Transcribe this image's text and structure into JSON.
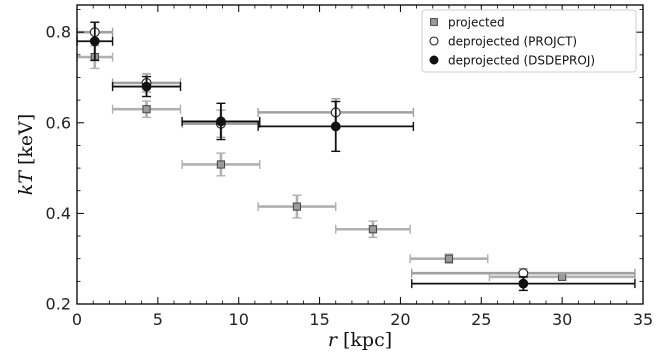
{
  "chart_data": {
    "type": "scatter",
    "xlabel_var": "r",
    "xlabel_unit": "[kpc]",
    "ylabel_var": "kT",
    "ylabel_unit": "[keV]",
    "xlim": [
      0,
      35
    ],
    "ylim": [
      0.2,
      0.86
    ],
    "xticks": [
      0,
      5,
      10,
      15,
      20,
      25,
      30,
      35
    ],
    "yticks": [
      0.2,
      0.4,
      0.6,
      0.8
    ],
    "grid": false,
    "legend_position": "top-right",
    "series": [
      {
        "name": "projected",
        "marker": "square",
        "color": "#a9a9a9",
        "points": [
          {
            "x": 1.1,
            "xerr": [
              1.1,
              1.1
            ],
            "y": 0.745,
            "yerr": [
              0.025,
              0.025
            ]
          },
          {
            "x": 4.3,
            "xerr": [
              2.1,
              2.1
            ],
            "y": 0.63,
            "yerr": [
              0.018,
              0.018
            ]
          },
          {
            "x": 8.9,
            "xerr": [
              2.4,
              2.4
            ],
            "y": 0.508,
            "yerr": [
              0.025,
              0.025
            ]
          },
          {
            "x": 13.6,
            "xerr": [
              2.4,
              2.4
            ],
            "y": 0.415,
            "yerr": [
              0.025,
              0.025
            ]
          },
          {
            "x": 18.3,
            "xerr": [
              2.3,
              2.3
            ],
            "y": 0.365,
            "yerr": [
              0.018,
              0.018
            ]
          },
          {
            "x": 23.0,
            "xerr": [
              2.4,
              2.4
            ],
            "y": 0.3,
            "yerr": [
              0.01,
              0.01
            ]
          },
          {
            "x": 30.0,
            "xerr": [
              4.5,
              4.5
            ],
            "y": 0.26,
            "yerr": [
              0.007,
              0.007
            ]
          }
        ]
      },
      {
        "name": "deprojected (PROJCT)",
        "marker": "open-circle",
        "color": "#9a9a9a",
        "points": [
          {
            "x": 1.1,
            "xerr": [
              1.1,
              1.1
            ],
            "y": 0.8,
            "yerr": [
              0.022,
              0.022
            ]
          },
          {
            "x": 4.3,
            "xerr": [
              2.1,
              2.1
            ],
            "y": 0.688,
            "yerr": [
              0.02,
              0.02
            ]
          },
          {
            "x": 8.9,
            "xerr": [
              2.4,
              2.4
            ],
            "y": 0.598,
            "yerr": [
              0.03,
              0.03
            ]
          },
          {
            "x": 16.0,
            "xerr": [
              4.8,
              4.8
            ],
            "y": 0.623,
            "yerr": [
              0.03,
              0.03
            ]
          },
          {
            "x": 27.6,
            "xerr": [
              6.9,
              6.9
            ],
            "y": 0.268,
            "yerr": [
              0.01,
              0.01
            ]
          }
        ]
      },
      {
        "name": "deprojected (DSDEPROJ)",
        "marker": "filled-circle",
        "color": "#111111",
        "points": [
          {
            "x": 1.1,
            "xerr": [
              1.1,
              1.1
            ],
            "y": 0.78,
            "yerr": [
              0.042,
              0.042
            ]
          },
          {
            "x": 4.3,
            "xerr": [
              2.1,
              2.1
            ],
            "y": 0.68,
            "yerr": [
              0.022,
              0.022
            ]
          },
          {
            "x": 8.9,
            "xerr": [
              2.4,
              2.4
            ],
            "y": 0.603,
            "yerr": [
              0.04,
              0.04
            ]
          },
          {
            "x": 16.0,
            "xerr": [
              4.8,
              4.8
            ],
            "y": 0.592,
            "yerr": [
              0.055,
              0.055
            ]
          },
          {
            "x": 27.6,
            "xerr": [
              6.9,
              6.9
            ],
            "y": 0.245,
            "yerr": [
              0.015,
              0.015
            ]
          }
        ]
      }
    ]
  }
}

------------------------------------------------------------

• _WHAT IS REQUIRED_
In the copy, include no pictures; restate the listing above exactly.

• _WRITTEN ANSWER_
Transcribe this image's text and structure into JSON.
{
  "chart_data": {
    "type": "scatter",
    "xlabel_var": "r",
    "xlabel_unit": "[kpc]",
    "ylabel_var": "kT",
    "ylabel_unit": "[keV]",
    "xlim": [
      0,
      35
    ],
    "ylim": [
      0.2,
      0.86
    ],
    "xticks": [
      0,
      5,
      10,
      15,
      20,
      25,
      30,
      35
    ],
    "yticks": [
      0.2,
      0.4,
      0.6,
      0.8
    ],
    "grid": false,
    "legend_position": "top-right",
    "series": [
      {
        "name": "projected",
        "marker": "square",
        "color": "#a9a9a9",
        "points": [
          {
            "x": 1.1,
            "xerr": [
              1.1,
              1.1
            ],
            "y": 0.745,
            "yerr": [
              0.025,
              0.025
            ]
          },
          {
            "x": 4.3,
            "xerr": [
              2.1,
              2.1
            ],
            "y": 0.63,
            "yerr": [
              0.018,
              0.018
            ]
          },
          {
            "x": 8.9,
            "xerr": [
              2.4,
              2.4
            ],
            "y": 0.508,
            "yerr": [
              0.025,
              0.025
            ]
          },
          {
            "x": 13.6,
            "xerr": [
              2.4,
              2.4
            ],
            "y": 0.415,
            "yerr": [
              0.025,
              0.025
            ]
          },
          {
            "x": 18.3,
            "xerr": [
              2.3,
              2.3
            ],
            "y": 0.365,
            "yerr": [
              0.018,
              0.018
            ]
          },
          {
            "x": 23.0,
            "xerr": [
              2.4,
              2.4
            ],
            "y": 0.3,
            "yerr": [
              0.01,
              0.01
            ]
          },
          {
            "x": 30.0,
            "xerr": [
              4.5,
              4.5
            ],
            "y": 0.26,
            "yerr": [
              0.007,
              0.007
            ]
          }
        ]
      },
      {
        "name": "deprojected (PROJCT)",
        "marker": "open-circle",
        "color": "#9a9a9a",
        "points": [
          {
            "x": 1.1,
            "xerr": [
              1.1,
              1.1
            ],
            "y": 0.8,
            "yerr": [
              0.022,
              0.022
            ]
          },
          {
            "x": 4.3,
            "xerr": [
              2.1,
              2.1
            ],
            "y": 0.688,
            "yerr": [
              0.02,
              0.02
            ]
          },
          {
            "x": 8.9,
            "xerr": [
              2.4,
              2.4
            ],
            "y": 0.598,
            "yerr": [
              0.03,
              0.03
            ]
          },
          {
            "x": 16.0,
            "xerr": [
              4.8,
              4.8
            ],
            "y": 0.623,
            "yerr": [
              0.03,
              0.03
            ]
          },
          {
            "x": 27.6,
            "xerr": [
              6.9,
              6.9
            ],
            "y": 0.268,
            "yerr": [
              0.01,
              0.01
            ]
          }
        ]
      },
      {
        "name": "deprojected (DSDEPROJ)",
        "marker": "filled-circle",
        "color": "#111111",
        "points": [
          {
            "x": 1.1,
            "xerr": [
              1.1,
              1.1
            ],
            "y": 0.78,
            "yerr": [
              0.042,
              0.042
            ]
          },
          {
            "x": 4.3,
            "xerr": [
              2.1,
              2.1
            ],
            "y": 0.68,
            "yerr": [
              0.022,
              0.022
            ]
          },
          {
            "x": 8.9,
            "xerr": [
              2.4,
              2.4
            ],
            "y": 0.603,
            "yerr": [
              0.04,
              0.04
            ]
          },
          {
            "x": 16.0,
            "xerr": [
              4.8,
              4.8
            ],
            "y": 0.592,
            "yerr": [
              0.055,
              0.055
            ]
          },
          {
            "x": 27.6,
            "xerr": [
              6.9,
              6.9
            ],
            "y": 0.245,
            "yerr": [
              0.015,
              0.015
            ]
          }
        ]
      }
    ]
  }
}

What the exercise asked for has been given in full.